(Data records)
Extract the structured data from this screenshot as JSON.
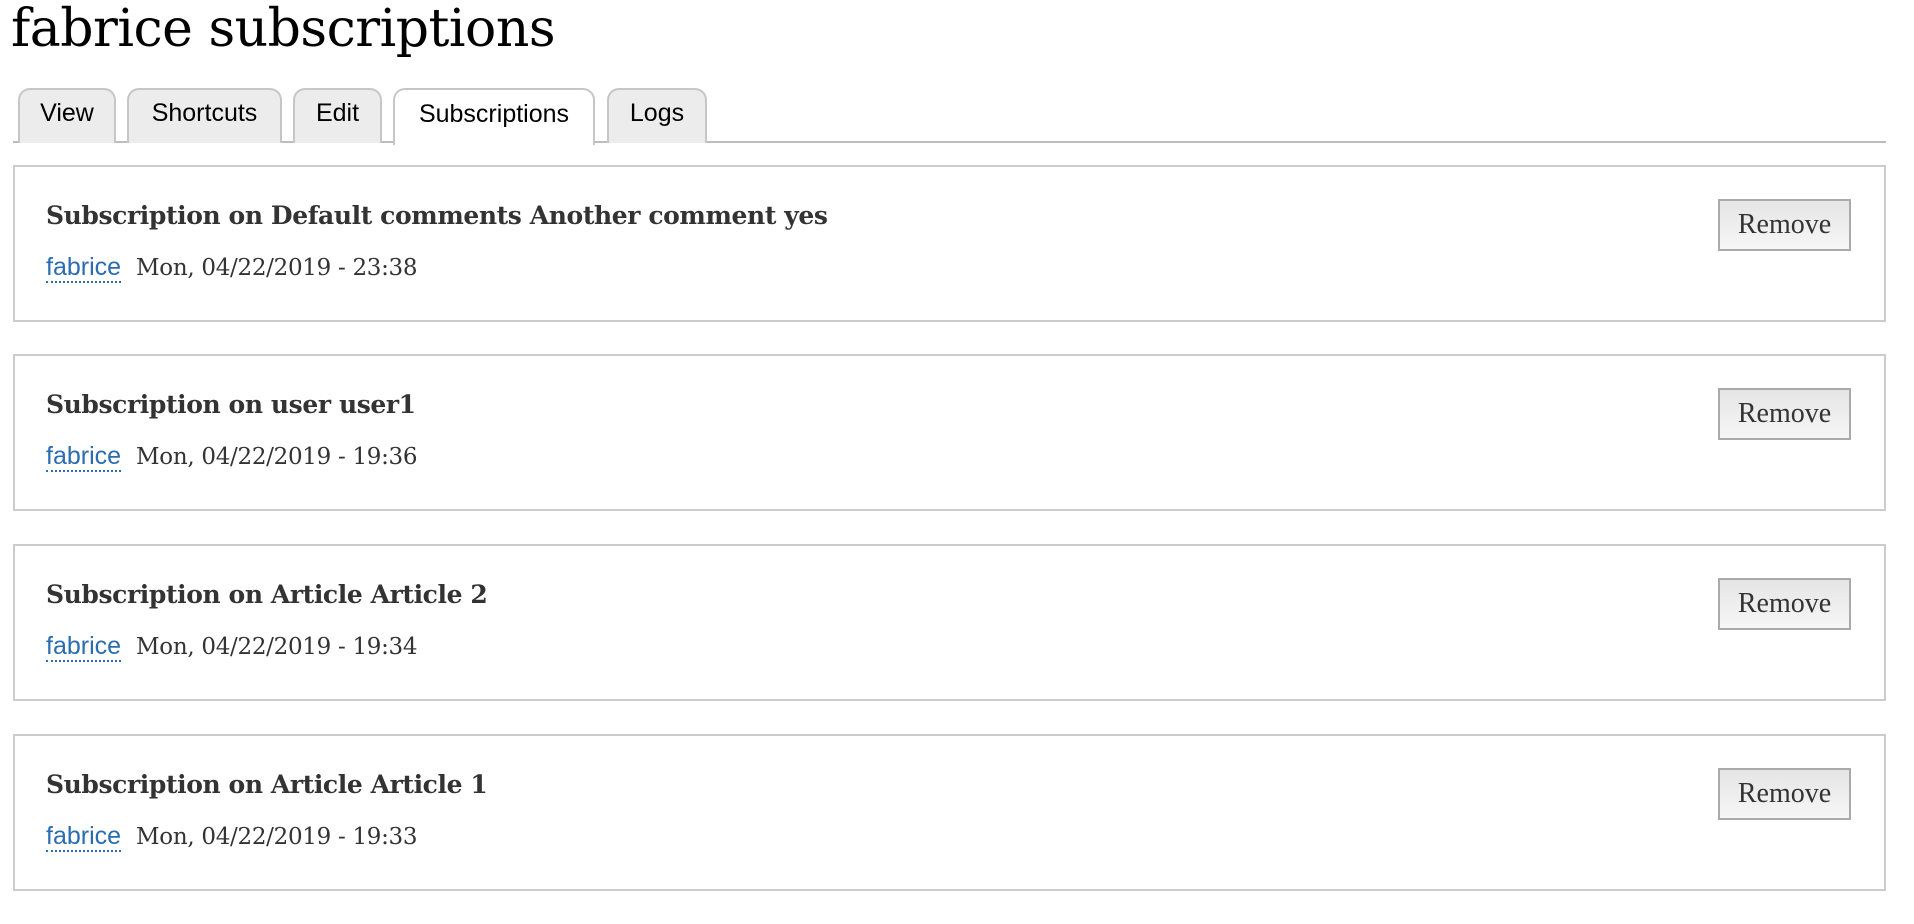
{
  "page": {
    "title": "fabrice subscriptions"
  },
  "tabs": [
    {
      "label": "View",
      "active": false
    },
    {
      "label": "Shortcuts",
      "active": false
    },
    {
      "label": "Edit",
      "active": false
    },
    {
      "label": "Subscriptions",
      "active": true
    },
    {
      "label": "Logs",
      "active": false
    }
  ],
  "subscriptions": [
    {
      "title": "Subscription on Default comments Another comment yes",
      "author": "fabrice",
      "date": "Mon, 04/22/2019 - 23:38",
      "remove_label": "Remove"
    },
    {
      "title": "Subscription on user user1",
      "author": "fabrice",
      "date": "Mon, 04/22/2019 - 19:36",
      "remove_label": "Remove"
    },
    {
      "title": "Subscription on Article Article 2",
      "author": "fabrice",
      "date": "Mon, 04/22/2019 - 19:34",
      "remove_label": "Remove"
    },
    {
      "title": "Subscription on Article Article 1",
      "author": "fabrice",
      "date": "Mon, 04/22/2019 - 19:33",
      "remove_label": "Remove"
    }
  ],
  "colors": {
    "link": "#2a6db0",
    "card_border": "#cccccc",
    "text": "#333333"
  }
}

Task brief:
Copy the data word for word. Pictures do not go in the copy.

Exercise result:
Extract the structured data from this screenshot as JSON.
{
  "page": {
    "title": "fabrice subscriptions"
  },
  "tabs": [
    {
      "label": "View",
      "active": false
    },
    {
      "label": "Shortcuts",
      "active": false
    },
    {
      "label": "Edit",
      "active": false
    },
    {
      "label": "Subscriptions",
      "active": true
    },
    {
      "label": "Logs",
      "active": false
    }
  ],
  "subscriptions": [
    {
      "title": "Subscription on Default comments Another comment yes",
      "author": "fabrice",
      "date": "Mon, 04/22/2019 - 23:38",
      "remove_label": "Remove"
    },
    {
      "title": "Subscription on user user1",
      "author": "fabrice",
      "date": "Mon, 04/22/2019 - 19:36",
      "remove_label": "Remove"
    },
    {
      "title": "Subscription on Article Article 2",
      "author": "fabrice",
      "date": "Mon, 04/22/2019 - 19:34",
      "remove_label": "Remove"
    },
    {
      "title": "Subscription on Article Article 1",
      "author": "fabrice",
      "date": "Mon, 04/22/2019 - 19:33",
      "remove_label": "Remove"
    }
  ],
  "colors": {
    "link": "#2a6db0",
    "card_border": "#cccccc",
    "text": "#333333"
  }
}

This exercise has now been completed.